[Material provided]
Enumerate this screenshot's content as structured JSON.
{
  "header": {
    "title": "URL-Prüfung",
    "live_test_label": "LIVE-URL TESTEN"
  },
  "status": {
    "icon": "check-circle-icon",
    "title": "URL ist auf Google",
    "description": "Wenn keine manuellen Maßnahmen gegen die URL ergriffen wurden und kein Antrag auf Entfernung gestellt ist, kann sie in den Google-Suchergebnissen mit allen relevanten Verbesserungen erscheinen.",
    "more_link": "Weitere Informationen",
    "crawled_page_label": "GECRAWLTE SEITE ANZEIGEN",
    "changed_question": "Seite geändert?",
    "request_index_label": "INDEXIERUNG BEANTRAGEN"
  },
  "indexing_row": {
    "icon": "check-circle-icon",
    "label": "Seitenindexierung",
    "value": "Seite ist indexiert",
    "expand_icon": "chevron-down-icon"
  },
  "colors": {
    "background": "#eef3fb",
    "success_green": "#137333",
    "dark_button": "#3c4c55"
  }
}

[Given problem] Search the data for "title". Copy every line that has it.

[The result]
    "title": "URL-Prüfung",
    "title": "URL ist auf Google",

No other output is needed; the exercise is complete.